> [The exercise]: Transcribe the records that follow, preserving every word.

-- Start of Supplied material --

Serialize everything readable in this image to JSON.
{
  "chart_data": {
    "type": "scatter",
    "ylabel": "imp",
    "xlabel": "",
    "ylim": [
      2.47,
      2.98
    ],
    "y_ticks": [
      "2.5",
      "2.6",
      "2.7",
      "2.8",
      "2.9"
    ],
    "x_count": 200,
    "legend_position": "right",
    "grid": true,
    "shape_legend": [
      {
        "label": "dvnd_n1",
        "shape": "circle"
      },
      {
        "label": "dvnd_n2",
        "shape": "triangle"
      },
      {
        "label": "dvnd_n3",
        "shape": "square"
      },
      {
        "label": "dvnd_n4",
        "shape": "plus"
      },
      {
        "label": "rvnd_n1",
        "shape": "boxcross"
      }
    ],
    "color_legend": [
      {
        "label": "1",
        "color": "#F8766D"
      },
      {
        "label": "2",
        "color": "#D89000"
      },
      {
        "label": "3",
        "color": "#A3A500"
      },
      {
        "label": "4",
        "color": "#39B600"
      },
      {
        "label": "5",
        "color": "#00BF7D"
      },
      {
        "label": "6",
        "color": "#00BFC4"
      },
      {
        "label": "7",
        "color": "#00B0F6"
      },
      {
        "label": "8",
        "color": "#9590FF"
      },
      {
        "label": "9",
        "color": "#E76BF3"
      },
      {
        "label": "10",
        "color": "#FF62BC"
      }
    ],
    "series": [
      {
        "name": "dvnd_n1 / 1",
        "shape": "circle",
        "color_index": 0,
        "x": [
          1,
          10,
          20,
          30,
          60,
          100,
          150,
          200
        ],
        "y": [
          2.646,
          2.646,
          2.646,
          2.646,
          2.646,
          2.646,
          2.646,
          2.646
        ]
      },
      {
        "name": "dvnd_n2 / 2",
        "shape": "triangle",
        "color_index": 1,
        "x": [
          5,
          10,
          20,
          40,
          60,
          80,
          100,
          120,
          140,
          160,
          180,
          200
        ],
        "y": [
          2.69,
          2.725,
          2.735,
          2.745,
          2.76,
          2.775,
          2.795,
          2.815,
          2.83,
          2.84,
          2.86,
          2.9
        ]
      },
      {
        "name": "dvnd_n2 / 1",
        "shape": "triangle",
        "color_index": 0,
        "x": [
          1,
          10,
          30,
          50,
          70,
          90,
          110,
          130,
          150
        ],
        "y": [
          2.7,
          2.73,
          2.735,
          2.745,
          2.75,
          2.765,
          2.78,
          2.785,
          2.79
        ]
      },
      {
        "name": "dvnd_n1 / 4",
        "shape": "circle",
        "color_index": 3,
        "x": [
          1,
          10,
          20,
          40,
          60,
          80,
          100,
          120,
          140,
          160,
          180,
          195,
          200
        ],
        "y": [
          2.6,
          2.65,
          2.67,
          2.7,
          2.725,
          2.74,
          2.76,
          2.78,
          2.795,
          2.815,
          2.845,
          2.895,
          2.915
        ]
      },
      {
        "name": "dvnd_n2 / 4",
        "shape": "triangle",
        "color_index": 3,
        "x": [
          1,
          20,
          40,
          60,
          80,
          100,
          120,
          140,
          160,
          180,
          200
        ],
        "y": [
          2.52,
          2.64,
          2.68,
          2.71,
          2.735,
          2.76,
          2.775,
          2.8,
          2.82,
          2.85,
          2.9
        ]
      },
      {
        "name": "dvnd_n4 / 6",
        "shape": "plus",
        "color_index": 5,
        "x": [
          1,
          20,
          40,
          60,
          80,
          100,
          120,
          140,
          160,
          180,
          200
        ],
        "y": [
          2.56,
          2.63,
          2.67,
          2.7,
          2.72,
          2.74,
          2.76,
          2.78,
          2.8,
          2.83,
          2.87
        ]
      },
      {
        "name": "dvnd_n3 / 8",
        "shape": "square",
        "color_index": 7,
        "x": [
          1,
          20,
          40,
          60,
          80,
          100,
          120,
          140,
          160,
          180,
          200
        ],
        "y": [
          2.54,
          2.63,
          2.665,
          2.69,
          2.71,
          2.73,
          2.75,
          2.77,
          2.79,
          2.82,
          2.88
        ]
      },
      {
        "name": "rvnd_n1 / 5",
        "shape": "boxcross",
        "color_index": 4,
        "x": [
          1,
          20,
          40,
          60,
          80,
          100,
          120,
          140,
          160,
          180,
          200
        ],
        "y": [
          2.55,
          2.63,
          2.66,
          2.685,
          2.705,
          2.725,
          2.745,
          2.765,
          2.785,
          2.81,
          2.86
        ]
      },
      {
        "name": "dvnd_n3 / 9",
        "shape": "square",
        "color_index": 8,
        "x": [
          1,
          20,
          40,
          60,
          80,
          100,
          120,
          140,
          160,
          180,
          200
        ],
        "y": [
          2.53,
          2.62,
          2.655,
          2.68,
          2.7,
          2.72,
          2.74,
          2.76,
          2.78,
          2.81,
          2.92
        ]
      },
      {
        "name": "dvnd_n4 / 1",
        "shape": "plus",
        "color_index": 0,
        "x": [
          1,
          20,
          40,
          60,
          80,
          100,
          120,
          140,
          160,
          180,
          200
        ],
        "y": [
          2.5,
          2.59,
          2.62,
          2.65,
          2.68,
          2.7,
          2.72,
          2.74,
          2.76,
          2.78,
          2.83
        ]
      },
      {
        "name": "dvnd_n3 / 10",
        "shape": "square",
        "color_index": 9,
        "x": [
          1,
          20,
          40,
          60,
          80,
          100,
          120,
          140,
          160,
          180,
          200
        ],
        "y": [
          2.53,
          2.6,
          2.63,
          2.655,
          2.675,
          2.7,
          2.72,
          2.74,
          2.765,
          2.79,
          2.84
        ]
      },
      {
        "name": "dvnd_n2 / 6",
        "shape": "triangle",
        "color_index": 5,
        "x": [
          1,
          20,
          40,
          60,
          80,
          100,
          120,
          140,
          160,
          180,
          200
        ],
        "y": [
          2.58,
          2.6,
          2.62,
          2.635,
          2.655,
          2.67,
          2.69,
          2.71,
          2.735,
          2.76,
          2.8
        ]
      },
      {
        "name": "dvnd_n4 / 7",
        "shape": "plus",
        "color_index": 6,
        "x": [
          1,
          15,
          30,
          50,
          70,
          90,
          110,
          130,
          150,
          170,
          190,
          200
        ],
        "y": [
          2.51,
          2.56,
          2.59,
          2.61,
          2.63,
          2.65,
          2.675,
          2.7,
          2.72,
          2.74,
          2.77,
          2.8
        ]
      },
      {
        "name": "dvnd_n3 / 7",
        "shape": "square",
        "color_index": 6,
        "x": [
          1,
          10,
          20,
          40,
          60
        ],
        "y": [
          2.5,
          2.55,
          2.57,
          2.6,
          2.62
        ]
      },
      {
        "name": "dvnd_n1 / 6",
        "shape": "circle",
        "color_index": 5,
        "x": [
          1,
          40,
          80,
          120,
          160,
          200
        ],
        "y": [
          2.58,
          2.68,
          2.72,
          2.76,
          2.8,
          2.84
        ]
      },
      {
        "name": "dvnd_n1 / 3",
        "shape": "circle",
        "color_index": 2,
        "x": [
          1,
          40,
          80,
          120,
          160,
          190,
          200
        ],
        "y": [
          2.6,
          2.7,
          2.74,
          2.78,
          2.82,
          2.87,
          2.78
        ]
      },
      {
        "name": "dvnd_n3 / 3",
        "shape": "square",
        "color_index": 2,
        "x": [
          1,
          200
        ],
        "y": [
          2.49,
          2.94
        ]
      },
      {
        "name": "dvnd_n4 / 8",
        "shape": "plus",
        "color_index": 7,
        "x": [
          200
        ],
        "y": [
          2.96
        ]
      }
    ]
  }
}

-- End of Supplied material --

> [Solved exercise]:
Serialize everything readable in this image to JSON.
{
  "chart_data": {
    "type": "scatter",
    "ylabel": "imp",
    "xlabel": "",
    "ylim": [
      2.47,
      2.98
    ],
    "y_ticks": [
      "2.5",
      "2.6",
      "2.7",
      "2.8",
      "2.9"
    ],
    "x_count": 200,
    "legend_position": "right",
    "grid": true,
    "shape_legend": [
      {
        "label": "dvnd_n1",
        "shape": "circle"
      },
      {
        "label": "dvnd_n2",
        "shape": "triangle"
      },
      {
        "label": "dvnd_n3",
        "shape": "square"
      },
      {
        "label": "dvnd_n4",
        "shape": "plus"
      },
      {
        "label": "rvnd_n1",
        "shape": "boxcross"
      }
    ],
    "color_legend": [
      {
        "label": "1",
        "color": "#F8766D"
      },
      {
        "label": "2",
        "color": "#D89000"
      },
      {
        "label": "3",
        "color": "#A3A500"
      },
      {
        "label": "4",
        "color": "#39B600"
      },
      {
        "label": "5",
        "color": "#00BF7D"
      },
      {
        "label": "6",
        "color": "#00BFC4"
      },
      {
        "label": "7",
        "color": "#00B0F6"
      },
      {
        "label": "8",
        "color": "#9590FF"
      },
      {
        "label": "9",
        "color": "#E76BF3"
      },
      {
        "label": "10",
        "color": "#FF62BC"
      }
    ],
    "series": [
      {
        "name": "dvnd_n1 / 1",
        "shape": "circle",
        "color_index": 0,
        "x": [
          1,
          10,
          20,
          30,
          60,
          100,
          150,
          200
        ],
        "y": [
          2.646,
          2.646,
          2.646,
          2.646,
          2.646,
          2.646,
          2.646,
          2.646
        ]
      },
      {
        "name": "dvnd_n2 / 2",
        "shape": "triangle",
        "color_index": 1,
        "x": [
          5,
          10,
          20,
          40,
          60,
          80,
          100,
          120,
          140,
          160,
          180,
          200
        ],
        "y": [
          2.69,
          2.725,
          2.735,
          2.745,
          2.76,
          2.775,
          2.795,
          2.815,
          2.83,
          2.84,
          2.86,
          2.9
        ]
      },
      {
        "name": "dvnd_n2 / 1",
        "shape": "triangle",
        "color_index": 0,
        "x": [
          1,
          10,
          30,
          50,
          70,
          90,
          110,
          130,
          150
        ],
        "y": [
          2.7,
          2.73,
          2.735,
          2.745,
          2.75,
          2.765,
          2.78,
          2.785,
          2.79
        ]
      },
      {
        "name": "dvnd_n1 / 4",
        "shape": "circle",
        "color_index": 3,
        "x": [
          1,
          10,
          20,
          40,
          60,
          80,
          100,
          120,
          140,
          160,
          180,
          195,
          200
        ],
        "y": [
          2.6,
          2.65,
          2.67,
          2.7,
          2.725,
          2.74,
          2.76,
          2.78,
          2.795,
          2.815,
          2.845,
          2.895,
          2.915
        ]
      },
      {
        "name": "dvnd_n2 / 4",
        "shape": "triangle",
        "color_index": 3,
        "x": [
          1,
          20,
          40,
          60,
          80,
          100,
          120,
          140,
          160,
          180,
          200
        ],
        "y": [
          2.52,
          2.64,
          2.68,
          2.71,
          2.735,
          2.76,
          2.775,
          2.8,
          2.82,
          2.85,
          2.9
        ]
      },
      {
        "name": "dvnd_n4 / 6",
        "shape": "plus",
        "color_index": 5,
        "x": [
          1,
          20,
          40,
          60,
          80,
          100,
          120,
          140,
          160,
          180,
          200
        ],
        "y": [
          2.56,
          2.63,
          2.67,
          2.7,
          2.72,
          2.74,
          2.76,
          2.78,
          2.8,
          2.83,
          2.87
        ]
      },
      {
        "name": "dvnd_n3 / 8",
        "shape": "square",
        "color_index": 7,
        "x": [
          1,
          20,
          40,
          60,
          80,
          100,
          120,
          140,
          160,
          180,
          200
        ],
        "y": [
          2.54,
          2.63,
          2.665,
          2.69,
          2.71,
          2.73,
          2.75,
          2.77,
          2.79,
          2.82,
          2.88
        ]
      },
      {
        "name": "rvnd_n1 / 5",
        "shape": "boxcross",
        "color_index": 4,
        "x": [
          1,
          20,
          40,
          60,
          80,
          100,
          120,
          140,
          160,
          180,
          200
        ],
        "y": [
          2.55,
          2.63,
          2.66,
          2.685,
          2.705,
          2.725,
          2.745,
          2.765,
          2.785,
          2.81,
          2.86
        ]
      },
      {
        "name": "dvnd_n3 / 9",
        "shape": "square",
        "color_index": 8,
        "x": [
          1,
          20,
          40,
          60,
          80,
          100,
          120,
          140,
          160,
          180,
          200
        ],
        "y": [
          2.53,
          2.62,
          2.655,
          2.68,
          2.7,
          2.72,
          2.74,
          2.76,
          2.78,
          2.81,
          2.92
        ]
      },
      {
        "name": "dvnd_n4 / 1",
        "shape": "plus",
        "color_index": 0,
        "x": [
          1,
          20,
          40,
          60,
          80,
          100,
          120,
          140,
          160,
          180,
          200
        ],
        "y": [
          2.5,
          2.59,
          2.62,
          2.65,
          2.68,
          2.7,
          2.72,
          2.74,
          2.76,
          2.78,
          2.83
        ]
      },
      {
        "name": "dvnd_n3 / 10",
        "shape": "square",
        "color_index": 9,
        "x": [
          1,
          20,
          40,
          60,
          80,
          100,
          120,
          140,
          160,
          180,
          200
        ],
        "y": [
          2.53,
          2.6,
          2.63,
          2.655,
          2.675,
          2.7,
          2.72,
          2.74,
          2.765,
          2.79,
          2.84
        ]
      },
      {
        "name": "dvnd_n2 / 6",
        "shape": "triangle",
        "color_index": 5,
        "x": [
          1,
          20,
          40,
          60,
          80,
          100,
          120,
          140,
          160,
          180,
          200
        ],
        "y": [
          2.58,
          2.6,
          2.62,
          2.635,
          2.655,
          2.67,
          2.69,
          2.71,
          2.735,
          2.76,
          2.8
        ]
      },
      {
        "name": "dvnd_n4 / 7",
        "shape": "plus",
        "color_index": 6,
        "x": [
          1,
          15,
          30,
          50,
          70,
          90,
          110,
          130,
          150,
          170,
          190,
          200
        ],
        "y": [
          2.51,
          2.56,
          2.59,
          2.61,
          2.63,
          2.65,
          2.675,
          2.7,
          2.72,
          2.74,
          2.77,
          2.8
        ]
      },
      {
        "name": "dvnd_n3 / 7",
        "shape": "square",
        "color_index": 6,
        "x": [
          1,
          10,
          20,
          40,
          60
        ],
        "y": [
          2.5,
          2.55,
          2.57,
          2.6,
          2.62
        ]
      },
      {
        "name": "dvnd_n1 / 6",
        "shape": "circle",
        "color_index": 5,
        "x": [
          1,
          40,
          80,
          120,
          160,
          200
        ],
        "y": [
          2.58,
          2.68,
          2.72,
          2.76,
          2.8,
          2.84
        ]
      },
      {
        "name": "dvnd_n1 / 3",
        "shape": "circle",
        "color_index": 2,
        "x": [
          1,
          40,
          80,
          120,
          160,
          190,
          200
        ],
        "y": [
          2.6,
          2.7,
          2.74,
          2.78,
          2.82,
          2.87,
          2.78
        ]
      },
      {
        "name": "dvnd_n3 / 3",
        "shape": "square",
        "color_index": 2,
        "x": [
          1,
          200
        ],
        "y": [
          2.49,
          2.94
        ]
      },
      {
        "name": "dvnd_n4 / 8",
        "shape": "plus",
        "color_index": 7,
        "x": [
          200
        ],
        "y": [
          2.96
        ]
      }
    ]
  }
}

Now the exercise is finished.